▶ **PROBLEM STATEMENT**: Please report every line of the items below that contains the string "rotated", copying each line in full.
============
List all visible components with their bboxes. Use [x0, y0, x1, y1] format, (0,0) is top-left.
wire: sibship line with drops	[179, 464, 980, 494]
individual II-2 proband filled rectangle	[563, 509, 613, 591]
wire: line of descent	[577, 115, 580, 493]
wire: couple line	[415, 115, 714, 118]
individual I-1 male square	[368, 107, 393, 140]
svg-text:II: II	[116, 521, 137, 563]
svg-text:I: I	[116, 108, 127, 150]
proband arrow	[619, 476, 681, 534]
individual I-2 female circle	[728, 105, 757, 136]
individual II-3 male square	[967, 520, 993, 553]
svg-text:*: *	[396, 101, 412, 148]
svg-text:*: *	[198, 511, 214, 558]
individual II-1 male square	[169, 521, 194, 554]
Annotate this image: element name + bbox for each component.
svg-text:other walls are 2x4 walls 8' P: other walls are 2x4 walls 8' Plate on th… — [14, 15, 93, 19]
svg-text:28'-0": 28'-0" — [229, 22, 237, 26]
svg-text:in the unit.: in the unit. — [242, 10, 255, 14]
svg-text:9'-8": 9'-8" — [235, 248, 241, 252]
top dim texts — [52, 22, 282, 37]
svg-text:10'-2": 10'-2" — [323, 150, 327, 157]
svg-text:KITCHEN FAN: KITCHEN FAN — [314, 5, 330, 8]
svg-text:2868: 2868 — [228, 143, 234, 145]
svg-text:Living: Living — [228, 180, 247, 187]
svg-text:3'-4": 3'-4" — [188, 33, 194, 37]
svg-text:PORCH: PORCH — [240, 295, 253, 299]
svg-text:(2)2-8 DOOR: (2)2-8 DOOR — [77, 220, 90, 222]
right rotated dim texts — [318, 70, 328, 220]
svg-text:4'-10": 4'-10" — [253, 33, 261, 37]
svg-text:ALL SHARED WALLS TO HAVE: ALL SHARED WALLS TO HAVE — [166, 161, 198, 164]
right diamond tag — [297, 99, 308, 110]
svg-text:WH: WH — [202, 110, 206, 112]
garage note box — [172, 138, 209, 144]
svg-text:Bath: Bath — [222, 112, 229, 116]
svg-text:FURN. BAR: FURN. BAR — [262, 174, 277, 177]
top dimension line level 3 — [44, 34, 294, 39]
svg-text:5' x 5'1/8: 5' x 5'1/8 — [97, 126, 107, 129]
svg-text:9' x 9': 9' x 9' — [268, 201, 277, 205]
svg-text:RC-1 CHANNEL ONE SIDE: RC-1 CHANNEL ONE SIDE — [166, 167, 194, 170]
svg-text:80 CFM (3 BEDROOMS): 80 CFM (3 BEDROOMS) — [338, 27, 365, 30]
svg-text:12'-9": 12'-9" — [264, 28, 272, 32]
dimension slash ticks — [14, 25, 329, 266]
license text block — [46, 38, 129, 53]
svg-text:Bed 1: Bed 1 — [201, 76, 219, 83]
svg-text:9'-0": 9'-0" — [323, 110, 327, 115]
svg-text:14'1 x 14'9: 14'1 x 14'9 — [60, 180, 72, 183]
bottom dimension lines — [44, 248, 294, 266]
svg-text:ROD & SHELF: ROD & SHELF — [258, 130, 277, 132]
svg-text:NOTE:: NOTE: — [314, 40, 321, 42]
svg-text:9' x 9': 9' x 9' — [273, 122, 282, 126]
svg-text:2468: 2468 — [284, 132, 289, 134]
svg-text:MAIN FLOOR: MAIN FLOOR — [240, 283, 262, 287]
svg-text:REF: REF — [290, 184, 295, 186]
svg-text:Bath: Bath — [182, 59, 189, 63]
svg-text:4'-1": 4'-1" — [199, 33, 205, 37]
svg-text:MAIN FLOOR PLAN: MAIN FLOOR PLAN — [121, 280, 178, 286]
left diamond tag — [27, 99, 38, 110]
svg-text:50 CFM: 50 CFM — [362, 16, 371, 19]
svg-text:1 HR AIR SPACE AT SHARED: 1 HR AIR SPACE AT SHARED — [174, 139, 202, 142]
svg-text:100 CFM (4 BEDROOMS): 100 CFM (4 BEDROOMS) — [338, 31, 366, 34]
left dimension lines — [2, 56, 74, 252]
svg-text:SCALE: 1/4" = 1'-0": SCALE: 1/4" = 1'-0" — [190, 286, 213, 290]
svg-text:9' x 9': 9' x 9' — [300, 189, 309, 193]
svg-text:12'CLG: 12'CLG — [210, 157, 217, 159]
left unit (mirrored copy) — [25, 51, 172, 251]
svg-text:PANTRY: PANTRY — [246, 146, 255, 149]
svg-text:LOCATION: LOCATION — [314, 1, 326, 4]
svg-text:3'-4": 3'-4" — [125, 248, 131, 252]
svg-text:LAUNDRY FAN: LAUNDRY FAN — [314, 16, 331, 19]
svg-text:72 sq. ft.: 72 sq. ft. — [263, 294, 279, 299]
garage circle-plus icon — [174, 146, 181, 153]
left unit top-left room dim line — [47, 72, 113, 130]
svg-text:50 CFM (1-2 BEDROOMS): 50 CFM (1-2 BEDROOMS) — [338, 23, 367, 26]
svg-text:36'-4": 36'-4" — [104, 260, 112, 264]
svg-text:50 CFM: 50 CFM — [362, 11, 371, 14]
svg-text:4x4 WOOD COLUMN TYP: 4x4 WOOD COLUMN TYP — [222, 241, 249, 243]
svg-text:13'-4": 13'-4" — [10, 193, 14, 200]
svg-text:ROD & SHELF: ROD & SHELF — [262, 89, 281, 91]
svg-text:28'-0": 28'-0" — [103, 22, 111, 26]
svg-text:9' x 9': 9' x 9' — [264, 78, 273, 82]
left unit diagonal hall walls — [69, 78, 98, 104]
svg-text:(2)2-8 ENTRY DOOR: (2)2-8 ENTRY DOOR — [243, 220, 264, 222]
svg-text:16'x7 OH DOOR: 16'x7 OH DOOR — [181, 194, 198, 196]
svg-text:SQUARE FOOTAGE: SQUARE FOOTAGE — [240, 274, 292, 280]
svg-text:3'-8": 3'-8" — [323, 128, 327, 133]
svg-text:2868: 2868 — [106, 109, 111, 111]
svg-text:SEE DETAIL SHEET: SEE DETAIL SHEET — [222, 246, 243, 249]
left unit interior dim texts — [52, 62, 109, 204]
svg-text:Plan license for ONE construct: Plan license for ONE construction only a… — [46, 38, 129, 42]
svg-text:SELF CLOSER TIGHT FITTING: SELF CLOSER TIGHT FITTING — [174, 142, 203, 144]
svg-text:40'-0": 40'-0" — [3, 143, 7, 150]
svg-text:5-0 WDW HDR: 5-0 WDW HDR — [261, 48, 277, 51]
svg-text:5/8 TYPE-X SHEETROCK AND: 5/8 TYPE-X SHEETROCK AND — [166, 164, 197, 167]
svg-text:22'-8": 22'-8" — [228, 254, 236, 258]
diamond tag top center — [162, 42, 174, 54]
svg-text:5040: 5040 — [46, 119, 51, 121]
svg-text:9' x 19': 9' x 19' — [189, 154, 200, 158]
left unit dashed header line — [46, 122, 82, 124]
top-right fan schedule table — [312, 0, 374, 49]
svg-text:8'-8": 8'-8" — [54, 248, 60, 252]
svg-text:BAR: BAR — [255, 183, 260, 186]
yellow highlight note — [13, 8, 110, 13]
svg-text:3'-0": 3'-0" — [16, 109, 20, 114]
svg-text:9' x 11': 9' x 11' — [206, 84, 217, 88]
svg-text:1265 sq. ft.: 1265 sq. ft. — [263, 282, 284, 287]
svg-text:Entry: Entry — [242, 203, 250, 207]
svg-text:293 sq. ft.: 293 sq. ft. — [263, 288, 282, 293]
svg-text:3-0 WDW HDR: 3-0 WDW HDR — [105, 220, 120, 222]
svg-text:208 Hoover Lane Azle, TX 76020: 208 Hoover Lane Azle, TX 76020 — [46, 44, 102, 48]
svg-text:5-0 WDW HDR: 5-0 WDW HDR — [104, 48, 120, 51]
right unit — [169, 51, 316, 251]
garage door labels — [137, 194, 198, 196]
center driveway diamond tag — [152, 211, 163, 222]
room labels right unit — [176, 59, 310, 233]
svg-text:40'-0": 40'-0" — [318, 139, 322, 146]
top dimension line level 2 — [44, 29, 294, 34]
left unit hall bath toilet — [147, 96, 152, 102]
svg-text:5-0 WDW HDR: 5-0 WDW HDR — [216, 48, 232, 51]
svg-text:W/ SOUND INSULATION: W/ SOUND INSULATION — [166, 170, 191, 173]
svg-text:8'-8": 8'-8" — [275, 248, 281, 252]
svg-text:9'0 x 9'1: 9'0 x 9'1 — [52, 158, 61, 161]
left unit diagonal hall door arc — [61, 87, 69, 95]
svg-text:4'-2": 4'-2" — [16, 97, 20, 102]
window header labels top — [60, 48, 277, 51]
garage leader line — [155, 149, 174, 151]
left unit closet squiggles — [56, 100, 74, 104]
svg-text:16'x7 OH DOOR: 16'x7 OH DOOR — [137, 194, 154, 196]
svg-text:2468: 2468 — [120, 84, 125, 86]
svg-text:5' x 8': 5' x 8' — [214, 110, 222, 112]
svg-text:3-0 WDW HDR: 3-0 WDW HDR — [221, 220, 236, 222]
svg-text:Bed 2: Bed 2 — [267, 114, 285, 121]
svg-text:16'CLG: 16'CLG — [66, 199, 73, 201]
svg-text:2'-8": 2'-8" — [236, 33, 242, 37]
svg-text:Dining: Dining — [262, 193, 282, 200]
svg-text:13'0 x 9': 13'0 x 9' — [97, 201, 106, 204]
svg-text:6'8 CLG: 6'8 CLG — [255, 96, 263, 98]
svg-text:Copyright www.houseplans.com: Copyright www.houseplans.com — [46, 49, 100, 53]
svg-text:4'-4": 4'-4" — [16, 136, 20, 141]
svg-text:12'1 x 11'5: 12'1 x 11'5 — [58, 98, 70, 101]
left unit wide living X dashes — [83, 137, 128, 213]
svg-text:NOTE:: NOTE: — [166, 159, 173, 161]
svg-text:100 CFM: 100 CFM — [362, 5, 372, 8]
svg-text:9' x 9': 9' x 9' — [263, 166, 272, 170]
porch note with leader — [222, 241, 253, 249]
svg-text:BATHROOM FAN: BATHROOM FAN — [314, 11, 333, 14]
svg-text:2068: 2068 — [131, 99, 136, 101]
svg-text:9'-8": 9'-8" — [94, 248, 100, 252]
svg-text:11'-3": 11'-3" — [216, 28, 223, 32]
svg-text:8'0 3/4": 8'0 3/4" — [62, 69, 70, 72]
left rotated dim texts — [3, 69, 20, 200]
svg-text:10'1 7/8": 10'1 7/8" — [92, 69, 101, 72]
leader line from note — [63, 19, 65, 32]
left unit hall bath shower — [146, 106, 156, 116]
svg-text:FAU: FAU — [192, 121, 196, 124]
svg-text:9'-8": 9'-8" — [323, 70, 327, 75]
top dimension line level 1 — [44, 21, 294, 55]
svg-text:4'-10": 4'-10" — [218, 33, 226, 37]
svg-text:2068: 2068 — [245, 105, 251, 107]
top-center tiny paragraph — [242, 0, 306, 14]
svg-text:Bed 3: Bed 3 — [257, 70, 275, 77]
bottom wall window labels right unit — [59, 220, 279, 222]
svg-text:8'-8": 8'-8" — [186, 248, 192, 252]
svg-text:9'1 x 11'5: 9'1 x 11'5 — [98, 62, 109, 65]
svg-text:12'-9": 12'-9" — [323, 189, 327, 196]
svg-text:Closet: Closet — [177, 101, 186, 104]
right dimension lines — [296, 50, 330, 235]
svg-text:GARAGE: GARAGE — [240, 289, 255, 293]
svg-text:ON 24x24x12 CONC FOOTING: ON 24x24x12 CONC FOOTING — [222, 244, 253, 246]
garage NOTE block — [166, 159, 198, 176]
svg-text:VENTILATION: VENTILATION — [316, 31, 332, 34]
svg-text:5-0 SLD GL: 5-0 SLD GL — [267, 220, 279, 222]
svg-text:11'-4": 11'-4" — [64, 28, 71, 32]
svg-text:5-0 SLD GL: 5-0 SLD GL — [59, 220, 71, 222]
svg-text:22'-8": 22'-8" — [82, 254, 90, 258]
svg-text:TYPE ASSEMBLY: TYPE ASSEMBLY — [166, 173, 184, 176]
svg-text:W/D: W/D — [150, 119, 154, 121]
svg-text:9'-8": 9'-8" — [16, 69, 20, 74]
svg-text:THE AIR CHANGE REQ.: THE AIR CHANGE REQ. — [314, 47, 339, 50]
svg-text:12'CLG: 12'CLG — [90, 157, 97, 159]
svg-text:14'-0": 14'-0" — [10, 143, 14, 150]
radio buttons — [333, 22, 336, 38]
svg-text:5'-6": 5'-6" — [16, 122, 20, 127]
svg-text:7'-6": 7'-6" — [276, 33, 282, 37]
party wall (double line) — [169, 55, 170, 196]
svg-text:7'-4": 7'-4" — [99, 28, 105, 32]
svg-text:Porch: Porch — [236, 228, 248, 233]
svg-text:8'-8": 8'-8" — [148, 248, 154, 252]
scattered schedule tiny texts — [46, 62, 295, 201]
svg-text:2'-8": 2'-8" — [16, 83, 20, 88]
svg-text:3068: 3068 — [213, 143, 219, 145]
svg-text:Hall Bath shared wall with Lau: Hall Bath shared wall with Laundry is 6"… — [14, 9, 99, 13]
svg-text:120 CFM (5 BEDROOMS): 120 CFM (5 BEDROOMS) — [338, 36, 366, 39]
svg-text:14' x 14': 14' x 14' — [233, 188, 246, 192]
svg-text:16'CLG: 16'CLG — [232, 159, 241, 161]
============
▶ **SOLUTION**:
right rotated dim texts — [318, 70, 328, 220]
left rotated dim texts — [3, 69, 20, 200]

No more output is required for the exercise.